### [WORK INSTRUCTIONS]
Print the listing below in its entirety, character for character.
-- Begin DATA SUPPLIED --
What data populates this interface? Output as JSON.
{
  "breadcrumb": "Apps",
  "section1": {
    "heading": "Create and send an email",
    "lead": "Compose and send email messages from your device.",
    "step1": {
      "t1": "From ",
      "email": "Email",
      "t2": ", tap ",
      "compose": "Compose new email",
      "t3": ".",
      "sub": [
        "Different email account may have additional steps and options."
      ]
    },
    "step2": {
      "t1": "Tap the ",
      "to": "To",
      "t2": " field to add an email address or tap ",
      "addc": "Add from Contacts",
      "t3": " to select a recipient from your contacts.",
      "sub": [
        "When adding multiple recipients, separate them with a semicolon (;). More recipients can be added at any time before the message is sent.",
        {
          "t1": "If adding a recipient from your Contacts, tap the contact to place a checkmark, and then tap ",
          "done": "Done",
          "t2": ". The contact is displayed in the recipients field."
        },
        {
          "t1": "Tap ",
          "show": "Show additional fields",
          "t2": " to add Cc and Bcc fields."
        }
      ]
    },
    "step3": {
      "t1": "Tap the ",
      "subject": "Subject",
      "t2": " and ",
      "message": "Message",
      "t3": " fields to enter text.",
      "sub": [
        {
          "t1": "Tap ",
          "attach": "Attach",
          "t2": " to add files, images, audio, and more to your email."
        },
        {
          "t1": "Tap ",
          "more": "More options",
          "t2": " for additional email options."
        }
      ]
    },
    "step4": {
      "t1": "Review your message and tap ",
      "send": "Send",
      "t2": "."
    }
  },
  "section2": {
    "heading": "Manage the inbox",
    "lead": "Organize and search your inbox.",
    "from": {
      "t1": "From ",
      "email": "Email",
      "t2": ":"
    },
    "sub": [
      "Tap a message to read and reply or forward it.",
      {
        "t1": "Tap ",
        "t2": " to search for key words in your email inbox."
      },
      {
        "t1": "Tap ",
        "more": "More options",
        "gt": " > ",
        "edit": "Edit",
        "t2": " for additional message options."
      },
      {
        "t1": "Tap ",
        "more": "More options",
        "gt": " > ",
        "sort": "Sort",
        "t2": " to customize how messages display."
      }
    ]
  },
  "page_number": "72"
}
-- End DATA SUPPLIED --
### [SOLUTION TO THE PROBLEM]
What data populates this interface? Output as JSON.
{
  "breadcrumb": "Apps",
  "section1": {
    "heading": "Create and send an email",
    "lead": "Compose and send email messages from your device.",
    "step1": {
      "t1": "From ",
      "email": "Email",
      "t2": ", tap ",
      "compose": "Compose new email",
      "t3": ".",
      "sub": [
        "Different email account may have additional steps and options."
      ]
    },
    "step2": {
      "t1": "Tap the ",
      "to": "To",
      "t2": " field to add an email address or tap ",
      "addc": "Add from Contacts",
      "t3": " to select a recipient from your contacts.",
      "sub": [
        "When adding multiple recipients, separate them with a semicolon (;). More recipients can be added at any time before the message is sent.",
        {
          "t1": "If adding a recipient from your Contacts, tap the contact to place a checkmark, and then tap ",
          "done": "Done",
          "t2": ". The contact is displayed in the recipients field."
        },
        {
          "t1": "Tap ",
          "show": "Show additional fields",
          "t2": " to add Cc and Bcc fields."
        }
      ]
    },
    "step3": {
      "t1": "Tap the ",
      "subject": "Subject",
      "t2": " and ",
      "message": "Message",
      "t3": " fields to enter text.",
      "sub": [
        {
          "t1": "Tap ",
          "attach": "Attach",
          "t2": " to add files, images, audio, and more to your email."
        },
        {
          "t1": "Tap ",
          "more": "More options",
          "t2": " for additional email options."
        }
      ]
    },
    "step4": {
      "t1": "Review your message and tap ",
      "send": "Send",
      "t2": "."
    }
  },
  "section2": {
    "heading": "Manage the inbox",
    "lead": "Organize and search your inbox.",
    "from": {
      "t1": "From ",
      "email": "Email",
      "t2": ":"
    },
    "sub": [
      "Tap a message to read and reply or forward it.",
      {
        "t1": "Tap ",
        "t2": " to search for key words in your email inbox."
      },
      {
        "t1": "Tap ",
        "more": "More options",
        "gt": " > ",
        "edit": "Edit",
        "t2": " for additional message options."
      },
      {
        "t1": "Tap ",
        "more": "More options",
        "gt": " > ",
        "sort": "Sort",
        "t2": " to customize how messages display."
      }
    ]
  },
  "page_number": "72"
}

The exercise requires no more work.